### WORK ITEM A:
Answer these questions using the article about referee Nigel Owens:
(i) For how many years has Owens been refereeing internationals?
(ii) At what age does Owens say he considered committing suicide?
(iii) In what year did Owens speak to the Daily Mail newspaper?
### WORK ITEM B:
Echo the passage of the Nigel Owens article starting at "Owens’ quips such" and ending at "in the past.", word for word.
### WORK ITEM C:
Proceed with the article about referee Nigel Owens from the point where it stops.

If the World Cup final ends on Saturday and nobody is talking about Nigel Owens, he says he will be “a very, very, very happy man”.
And happiness has not always been easy for the 44-year-old Welshman who has reached the referee’s apogee: controlling a final at Twickenham between New Zealand and Australia.
Owens has been blowing the whistle in internationals for 10 years. He is known for keeping the game moving, his decisions are never questioned and he communicates well with players.
Owens’ quips such as “this is not soccer” to scrum-halfs who complain too much are rugby legend.
Former Wales captain Eddie Butler said that in an age of improving referee standards Owens “is a pioneer”.
Referees have not had an easy time at this World Cup however and Owens, a TV personality as well as respected match official, has asked dark questions of himself in the past.
Owens says that at the age of 26 he had considered committing suicide because he had kept his homosexuality a secret.
“I’d been fighting it for years, since I was 19. I came from a small community (in Carmarthenshire) which was probably a bit old-fashioned in the way I was brought up,” he told the Daily Mail newspaper in 2008 a year after he came out.
“The dirty linen of those dark times is out there in the public domain,” Owens added in a recent BBC Wales documentary.
“Everybody knows Nigel Owens suffered from depression and tried to kill himself and that he has been bulimic and was addicted to steroids as well as how he was bullied at school.

[Document structure recognition data]
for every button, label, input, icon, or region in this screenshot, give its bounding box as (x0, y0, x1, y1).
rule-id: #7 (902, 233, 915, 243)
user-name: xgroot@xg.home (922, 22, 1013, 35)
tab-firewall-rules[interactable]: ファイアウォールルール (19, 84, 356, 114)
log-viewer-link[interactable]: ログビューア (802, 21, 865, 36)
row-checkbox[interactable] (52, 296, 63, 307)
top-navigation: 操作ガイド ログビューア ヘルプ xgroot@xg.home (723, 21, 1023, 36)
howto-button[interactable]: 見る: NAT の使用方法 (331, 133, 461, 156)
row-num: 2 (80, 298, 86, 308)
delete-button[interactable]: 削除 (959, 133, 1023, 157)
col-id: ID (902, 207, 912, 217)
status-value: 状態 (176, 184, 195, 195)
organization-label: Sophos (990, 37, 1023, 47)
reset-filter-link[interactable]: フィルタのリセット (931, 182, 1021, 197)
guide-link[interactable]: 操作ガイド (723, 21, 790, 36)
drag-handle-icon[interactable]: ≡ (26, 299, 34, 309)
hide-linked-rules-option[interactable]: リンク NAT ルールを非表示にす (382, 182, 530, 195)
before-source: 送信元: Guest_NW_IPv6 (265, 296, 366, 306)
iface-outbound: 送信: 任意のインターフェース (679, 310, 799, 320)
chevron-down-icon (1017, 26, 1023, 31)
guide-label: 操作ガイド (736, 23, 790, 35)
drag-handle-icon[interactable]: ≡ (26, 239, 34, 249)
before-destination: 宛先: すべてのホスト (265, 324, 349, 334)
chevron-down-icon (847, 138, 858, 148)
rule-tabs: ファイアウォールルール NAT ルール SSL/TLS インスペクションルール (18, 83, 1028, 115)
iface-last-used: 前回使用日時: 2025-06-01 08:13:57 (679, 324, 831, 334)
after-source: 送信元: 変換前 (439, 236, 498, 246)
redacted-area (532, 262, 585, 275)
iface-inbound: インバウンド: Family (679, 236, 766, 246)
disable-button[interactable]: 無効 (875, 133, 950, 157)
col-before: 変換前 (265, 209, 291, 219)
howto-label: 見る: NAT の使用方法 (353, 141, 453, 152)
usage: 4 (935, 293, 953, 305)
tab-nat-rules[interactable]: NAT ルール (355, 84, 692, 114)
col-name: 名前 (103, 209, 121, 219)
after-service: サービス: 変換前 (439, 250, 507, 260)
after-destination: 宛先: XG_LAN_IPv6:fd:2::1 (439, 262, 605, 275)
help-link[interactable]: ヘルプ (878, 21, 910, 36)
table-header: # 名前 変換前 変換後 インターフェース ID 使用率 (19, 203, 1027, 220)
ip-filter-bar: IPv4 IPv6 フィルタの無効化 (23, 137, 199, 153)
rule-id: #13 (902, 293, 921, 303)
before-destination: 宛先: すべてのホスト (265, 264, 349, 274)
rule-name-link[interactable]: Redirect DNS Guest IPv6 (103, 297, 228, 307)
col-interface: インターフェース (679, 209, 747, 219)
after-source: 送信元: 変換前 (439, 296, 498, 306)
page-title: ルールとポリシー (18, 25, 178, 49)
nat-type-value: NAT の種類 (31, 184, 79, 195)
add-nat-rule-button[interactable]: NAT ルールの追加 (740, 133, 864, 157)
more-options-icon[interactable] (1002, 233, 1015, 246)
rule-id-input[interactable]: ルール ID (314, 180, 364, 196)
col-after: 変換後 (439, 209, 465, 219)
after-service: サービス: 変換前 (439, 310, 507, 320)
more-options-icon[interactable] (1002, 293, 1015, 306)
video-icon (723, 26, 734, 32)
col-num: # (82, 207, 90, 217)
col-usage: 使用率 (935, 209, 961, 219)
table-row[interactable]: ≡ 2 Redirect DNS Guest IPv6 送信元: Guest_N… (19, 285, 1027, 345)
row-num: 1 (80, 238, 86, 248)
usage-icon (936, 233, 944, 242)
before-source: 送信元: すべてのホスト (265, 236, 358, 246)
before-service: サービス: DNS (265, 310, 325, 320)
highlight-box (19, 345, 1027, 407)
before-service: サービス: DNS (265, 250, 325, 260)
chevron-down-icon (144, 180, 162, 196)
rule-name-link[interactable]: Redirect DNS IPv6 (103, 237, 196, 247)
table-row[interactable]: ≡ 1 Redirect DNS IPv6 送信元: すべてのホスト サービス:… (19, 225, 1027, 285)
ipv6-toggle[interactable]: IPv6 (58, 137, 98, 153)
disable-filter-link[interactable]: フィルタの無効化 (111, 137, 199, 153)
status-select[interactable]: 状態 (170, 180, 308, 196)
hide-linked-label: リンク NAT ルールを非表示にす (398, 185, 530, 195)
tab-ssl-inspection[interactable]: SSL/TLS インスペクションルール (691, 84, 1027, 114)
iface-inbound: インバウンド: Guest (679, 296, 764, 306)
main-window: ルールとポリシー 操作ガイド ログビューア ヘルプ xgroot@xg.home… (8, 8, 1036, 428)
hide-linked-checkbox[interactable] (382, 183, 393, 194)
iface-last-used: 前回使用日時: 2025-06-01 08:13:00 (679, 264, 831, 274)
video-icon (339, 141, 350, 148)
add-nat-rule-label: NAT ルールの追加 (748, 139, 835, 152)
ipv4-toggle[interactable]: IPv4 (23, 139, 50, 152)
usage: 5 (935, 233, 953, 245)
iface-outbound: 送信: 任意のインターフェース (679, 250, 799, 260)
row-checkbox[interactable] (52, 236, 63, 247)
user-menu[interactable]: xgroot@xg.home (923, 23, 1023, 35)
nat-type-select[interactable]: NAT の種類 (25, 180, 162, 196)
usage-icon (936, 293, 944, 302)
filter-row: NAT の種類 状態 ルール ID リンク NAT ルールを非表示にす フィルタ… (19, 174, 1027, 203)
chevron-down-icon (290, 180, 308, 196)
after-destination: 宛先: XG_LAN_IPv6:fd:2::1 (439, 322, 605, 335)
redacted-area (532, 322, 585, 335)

### EXERCISE RESULT A:
(i) 10 years
(ii) 26
(iii) 2008

### EXERCISE RESULT B:
Owens’ quips such as “this is not soccer” to scrum-halfs who complain too much are rugby legend.
Former Wales captain Eddie Butler said that in an age of improving referee standards Owens “is a pioneer”.
Referees have not had an easy time at this World Cup however and Owens, a TV personality as well as respected match official, has asked dark questions of himself in the past.

### EXERCISE RESULT C:
“Everyone knows these personal things but that is okay really as it helps other people.”
He said he would regret his suicide bid for the rest of his life.
“I left a note for my mum and dad saying I couldn’t go on.
“I took a loaded shotgun, a bottle of whisky and two boxes of paracetamol.” He then went for a last walk around his village.
“Funnily enough what I took that night actually saved me as the whisky and the pills put me into a coma and had I not gone into that coma I would have pulled the trigger of the gun, of that I am certain.”
Police found him and he spent five days in hospital.
He realised the error of his ways but it still took several years to summon up the courage to tell his late mother Maya that he was gay.
“It may be only one word with three letters ‘gay’ but telling your mum you are gay is not easy. She cried and I cried.”
Owens came out publicly in the most theatrical fashion on the Welsh TV show he co-hosted with former Wales fly-half and skipper Jonathan Davies.
“I had a text from him that he was going to come out,” Davies told the BBC .
“I said it didn’t bother me as a friend is a friend.
“I did say though you’ve got to come out of the closet literally on the show and we’ll sing ‘I am who I am’ and then we won’t mention it and see if anyone catches on.
“He was a bit dubious at first but then went for it.”
Owens is, according to those who know him, a changed man since that day. “I saw a more relaxed and happier referee,” Derek Bevan, the only other Welshman to referee a World Cup final, told the BBC .
Owens was subjected to homophobic abuse from a small group of England fans — who were exposed by disgusted fellow spectators — but on another occasion when watching a match his humour shone through.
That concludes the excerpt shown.